Reproduce the stretch from the start of the records through the line containing "x-tick-label: 5 [69, 384, 72, 390]", with "Harmonic Ratio" changed to "Amplitude Ratio" and nothing else altered.

++++++++

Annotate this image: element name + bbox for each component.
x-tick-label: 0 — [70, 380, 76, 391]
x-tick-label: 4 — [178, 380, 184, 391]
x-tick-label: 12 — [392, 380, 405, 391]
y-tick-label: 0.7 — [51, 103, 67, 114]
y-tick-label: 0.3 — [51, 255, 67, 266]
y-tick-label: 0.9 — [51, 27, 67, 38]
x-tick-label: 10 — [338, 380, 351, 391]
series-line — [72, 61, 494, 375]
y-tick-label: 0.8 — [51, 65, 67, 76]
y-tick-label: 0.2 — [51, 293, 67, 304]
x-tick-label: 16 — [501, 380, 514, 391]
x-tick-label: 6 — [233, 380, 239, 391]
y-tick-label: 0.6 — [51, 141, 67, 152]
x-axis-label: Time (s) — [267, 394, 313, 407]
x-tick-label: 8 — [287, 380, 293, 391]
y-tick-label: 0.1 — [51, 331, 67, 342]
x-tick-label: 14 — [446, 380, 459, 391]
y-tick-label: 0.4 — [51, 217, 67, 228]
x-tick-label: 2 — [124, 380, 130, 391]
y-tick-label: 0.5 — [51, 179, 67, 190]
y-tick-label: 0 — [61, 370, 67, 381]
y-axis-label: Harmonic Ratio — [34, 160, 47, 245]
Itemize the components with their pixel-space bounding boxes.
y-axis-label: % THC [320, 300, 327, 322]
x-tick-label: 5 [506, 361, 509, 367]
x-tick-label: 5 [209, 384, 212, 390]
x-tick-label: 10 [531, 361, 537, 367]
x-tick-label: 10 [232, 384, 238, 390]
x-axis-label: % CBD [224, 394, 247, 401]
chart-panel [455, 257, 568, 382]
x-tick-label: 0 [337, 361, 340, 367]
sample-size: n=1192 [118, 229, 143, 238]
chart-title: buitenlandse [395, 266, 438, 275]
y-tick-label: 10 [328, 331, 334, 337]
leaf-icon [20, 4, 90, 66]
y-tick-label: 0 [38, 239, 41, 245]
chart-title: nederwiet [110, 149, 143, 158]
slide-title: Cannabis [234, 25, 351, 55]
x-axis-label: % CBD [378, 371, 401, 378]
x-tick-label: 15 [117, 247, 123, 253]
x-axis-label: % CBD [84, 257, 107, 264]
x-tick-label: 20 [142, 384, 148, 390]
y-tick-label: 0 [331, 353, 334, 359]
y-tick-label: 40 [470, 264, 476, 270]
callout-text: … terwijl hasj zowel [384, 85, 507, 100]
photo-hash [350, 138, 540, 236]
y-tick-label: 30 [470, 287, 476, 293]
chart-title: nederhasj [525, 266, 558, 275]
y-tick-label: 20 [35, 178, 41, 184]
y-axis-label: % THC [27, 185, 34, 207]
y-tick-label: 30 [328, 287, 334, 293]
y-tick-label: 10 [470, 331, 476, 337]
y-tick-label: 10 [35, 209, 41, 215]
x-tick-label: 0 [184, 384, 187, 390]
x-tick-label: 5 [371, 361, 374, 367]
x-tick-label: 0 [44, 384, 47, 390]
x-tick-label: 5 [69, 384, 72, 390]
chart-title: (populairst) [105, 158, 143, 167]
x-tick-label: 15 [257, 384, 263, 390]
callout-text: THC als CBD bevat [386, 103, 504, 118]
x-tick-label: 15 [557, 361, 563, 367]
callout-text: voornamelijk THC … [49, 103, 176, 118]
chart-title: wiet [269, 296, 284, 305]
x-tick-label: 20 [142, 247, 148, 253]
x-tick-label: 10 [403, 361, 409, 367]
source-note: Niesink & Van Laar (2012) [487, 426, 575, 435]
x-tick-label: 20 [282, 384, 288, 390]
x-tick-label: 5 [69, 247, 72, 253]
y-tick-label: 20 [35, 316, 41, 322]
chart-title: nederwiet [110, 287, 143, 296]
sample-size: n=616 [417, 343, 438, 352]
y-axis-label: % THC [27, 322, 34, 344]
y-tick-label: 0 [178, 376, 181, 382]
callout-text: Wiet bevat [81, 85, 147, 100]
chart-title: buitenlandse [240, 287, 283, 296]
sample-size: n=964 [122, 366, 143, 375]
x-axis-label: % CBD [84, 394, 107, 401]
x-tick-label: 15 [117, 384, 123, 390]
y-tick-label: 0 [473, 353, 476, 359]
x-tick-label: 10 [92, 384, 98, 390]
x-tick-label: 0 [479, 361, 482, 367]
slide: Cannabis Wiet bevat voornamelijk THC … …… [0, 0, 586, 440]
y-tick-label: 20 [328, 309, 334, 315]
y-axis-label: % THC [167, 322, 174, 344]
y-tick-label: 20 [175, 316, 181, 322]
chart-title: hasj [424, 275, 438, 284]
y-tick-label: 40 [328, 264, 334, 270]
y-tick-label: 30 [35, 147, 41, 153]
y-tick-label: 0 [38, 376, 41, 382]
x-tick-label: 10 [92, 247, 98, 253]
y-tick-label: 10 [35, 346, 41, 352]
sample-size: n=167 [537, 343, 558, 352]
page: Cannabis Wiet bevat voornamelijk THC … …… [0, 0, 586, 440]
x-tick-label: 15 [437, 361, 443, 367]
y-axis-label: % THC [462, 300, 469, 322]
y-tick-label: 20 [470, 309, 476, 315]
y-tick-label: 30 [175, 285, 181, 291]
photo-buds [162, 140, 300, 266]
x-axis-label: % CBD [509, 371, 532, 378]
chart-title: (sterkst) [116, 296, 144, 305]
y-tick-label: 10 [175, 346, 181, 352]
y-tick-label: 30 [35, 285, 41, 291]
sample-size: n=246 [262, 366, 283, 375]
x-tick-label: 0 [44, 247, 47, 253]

++++++++

_Output of the exercise_
Annotate this image: element name + bbox for each component.
x-tick-label: 0 — [70, 380, 76, 391]
x-tick-label: 4 — [178, 380, 184, 391]
x-tick-label: 12 — [392, 380, 405, 391]
y-tick-label: 0.7 — [51, 103, 67, 114]
y-tick-label: 0.3 — [51, 255, 67, 266]
y-tick-label: 0.9 — [51, 27, 67, 38]
x-tick-label: 10 — [338, 380, 351, 391]
series-line — [72, 61, 494, 375]
y-tick-label: 0.8 — [51, 65, 67, 76]
y-tick-label: 0.2 — [51, 293, 67, 304]
x-tick-label: 16 — [501, 380, 514, 391]
x-tick-label: 6 — [233, 380, 239, 391]
y-tick-label: 0.6 — [51, 141, 67, 152]
x-axis-label: Time (s) — [267, 394, 313, 407]
x-tick-label: 8 — [287, 380, 293, 391]
y-tick-label: 0.1 — [51, 331, 67, 342]
x-tick-label: 14 — [446, 380, 459, 391]
y-tick-label: 0.4 — [51, 217, 67, 228]
x-tick-label: 2 — [124, 380, 130, 391]
y-tick-label: 0.5 — [51, 179, 67, 190]
y-tick-label: 0 — [61, 370, 67, 381]
y-axis-label: Amplitude Ratio — [34, 160, 47, 245]
Itemize the components with their pixel-space bounding boxes.
y-axis-label: % THC [320, 300, 327, 322]
x-tick-label: 5 [506, 361, 509, 367]
x-tick-label: 5 [209, 384, 212, 390]
x-tick-label: 10 [531, 361, 537, 367]
x-tick-label: 10 [232, 384, 238, 390]
x-axis-label: % CBD [224, 394, 247, 401]
chart-panel [455, 257, 568, 382]
x-tick-label: 0 [337, 361, 340, 367]
sample-size: n=1192 [118, 229, 143, 238]
chart-title: buitenlandse [395, 266, 438, 275]
y-tick-label: 10 [328, 331, 334, 337]
leaf-icon [20, 4, 90, 66]
y-tick-label: 0 [38, 239, 41, 245]
chart-title: nederwiet [110, 149, 143, 158]
slide-title: Cannabis [234, 25, 351, 55]
x-axis-label: % CBD [378, 371, 401, 378]
x-tick-label: 15 [117, 247, 123, 253]
x-axis-label: % CBD [84, 257, 107, 264]
x-tick-label: 20 [142, 384, 148, 390]
y-tick-label: 0 [331, 353, 334, 359]
y-tick-label: 40 [470, 264, 476, 270]
callout-text: … terwijl hasj zowel [384, 85, 507, 100]
photo-hash [350, 138, 540, 236]
y-tick-label: 30 [470, 287, 476, 293]
chart-title: nederhasj [525, 266, 558, 275]
y-tick-label: 20 [35, 178, 41, 184]
y-axis-label: % THC [27, 185, 34, 207]
y-tick-label: 30 [328, 287, 334, 293]
y-tick-label: 10 [470, 331, 476, 337]
y-tick-label: 10 [35, 209, 41, 215]
x-tick-label: 0 [184, 384, 187, 390]
x-tick-label: 5 [371, 361, 374, 367]
x-tick-label: 0 [44, 384, 47, 390]
x-tick-label: 5 [69, 384, 72, 390]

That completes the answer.